TASK:
Extract the listing below in full, unchanged.

[Collected data]
::::

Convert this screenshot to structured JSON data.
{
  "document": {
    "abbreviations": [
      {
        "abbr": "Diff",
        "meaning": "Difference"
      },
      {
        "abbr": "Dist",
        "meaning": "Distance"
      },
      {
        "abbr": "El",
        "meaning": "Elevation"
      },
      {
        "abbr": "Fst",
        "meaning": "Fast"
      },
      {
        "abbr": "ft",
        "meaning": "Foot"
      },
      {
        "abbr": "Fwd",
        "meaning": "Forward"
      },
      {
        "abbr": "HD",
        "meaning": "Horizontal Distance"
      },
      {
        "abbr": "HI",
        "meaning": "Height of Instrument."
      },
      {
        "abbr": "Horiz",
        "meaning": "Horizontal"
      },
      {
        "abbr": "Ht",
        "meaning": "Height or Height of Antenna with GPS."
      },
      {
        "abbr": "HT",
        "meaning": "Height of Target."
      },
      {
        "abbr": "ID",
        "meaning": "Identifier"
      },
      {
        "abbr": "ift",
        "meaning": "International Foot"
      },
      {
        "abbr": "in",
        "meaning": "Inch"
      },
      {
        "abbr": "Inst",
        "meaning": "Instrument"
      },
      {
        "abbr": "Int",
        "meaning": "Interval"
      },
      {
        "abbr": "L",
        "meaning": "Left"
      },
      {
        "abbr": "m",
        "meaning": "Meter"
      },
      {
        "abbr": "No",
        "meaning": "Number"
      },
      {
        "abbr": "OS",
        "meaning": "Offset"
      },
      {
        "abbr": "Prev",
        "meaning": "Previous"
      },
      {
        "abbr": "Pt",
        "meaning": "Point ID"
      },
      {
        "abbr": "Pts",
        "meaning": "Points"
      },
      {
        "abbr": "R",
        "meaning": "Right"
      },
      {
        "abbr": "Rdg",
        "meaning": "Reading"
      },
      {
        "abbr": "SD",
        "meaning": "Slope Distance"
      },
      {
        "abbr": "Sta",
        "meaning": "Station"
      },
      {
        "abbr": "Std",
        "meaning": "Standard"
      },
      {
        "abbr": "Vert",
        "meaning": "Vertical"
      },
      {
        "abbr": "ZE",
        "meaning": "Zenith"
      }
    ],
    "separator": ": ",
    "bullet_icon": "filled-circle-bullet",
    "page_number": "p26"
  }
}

::::

FULL RESPONSE:
Convert this screenshot to structured JSON data.
{
  "document": {
    "abbreviations": [
      {
        "abbr": "Diff",
        "meaning": "Difference"
      },
      {
        "abbr": "Dist",
        "meaning": "Distance"
      },
      {
        "abbr": "El",
        "meaning": "Elevation"
      },
      {
        "abbr": "Fst",
        "meaning": "Fast"
      },
      {
        "abbr": "ft",
        "meaning": "Foot"
      },
      {
        "abbr": "Fwd",
        "meaning": "Forward"
      },
      {
        "abbr": "HD",
        "meaning": "Horizontal Distance"
      },
      {
        "abbr": "HI",
        "meaning": "Height of Instrument."
      },
      {
        "abbr": "Horiz",
        "meaning": "Horizontal"
      },
      {
        "abbr": "Ht",
        "meaning": "Height or Height of Antenna with GPS."
      },
      {
        "abbr": "HT",
        "meaning": "Height of Target."
      },
      {
        "abbr": "ID",
        "meaning": "Identifier"
      },
      {
        "abbr": "ift",
        "meaning": "International Foot"
      },
      {
        "abbr": "in",
        "meaning": "Inch"
      },
      {
        "abbr": "Inst",
        "meaning": "Instrument"
      },
      {
        "abbr": "Int",
        "meaning": "Interval"
      },
      {
        "abbr": "L",
        "meaning": "Left"
      },
      {
        "abbr": "m",
        "meaning": "Meter"
      },
      {
        "abbr": "No",
        "meaning": "Number"
      },
      {
        "abbr": "OS",
        "meaning": "Offset"
      },
      {
        "abbr": "Prev",
        "meaning": "Previous"
      },
      {
        "abbr": "Pt",
        "meaning": "Point ID"
      },
      {
        "abbr": "Pts",
        "meaning": "Points"
      },
      {
        "abbr": "R",
        "meaning": "Right"
      },
      {
        "abbr": "Rdg",
        "meaning": "Reading"
      },
      {
        "abbr": "SD",
        "meaning": "Slope Distance"
      },
      {
        "abbr": "Sta",
        "meaning": "Station"
      },
      {
        "abbr": "Std",
        "meaning": "Standard"
      },
      {
        "abbr": "Vert",
        "meaning": "Vertical"
      },
      {
        "abbr": "ZE",
        "meaning": "Zenith"
      }
    ],
    "separator": ": ",
    "bullet_icon": "filled-circle-bullet",
    "page_number": "p26"
  }
}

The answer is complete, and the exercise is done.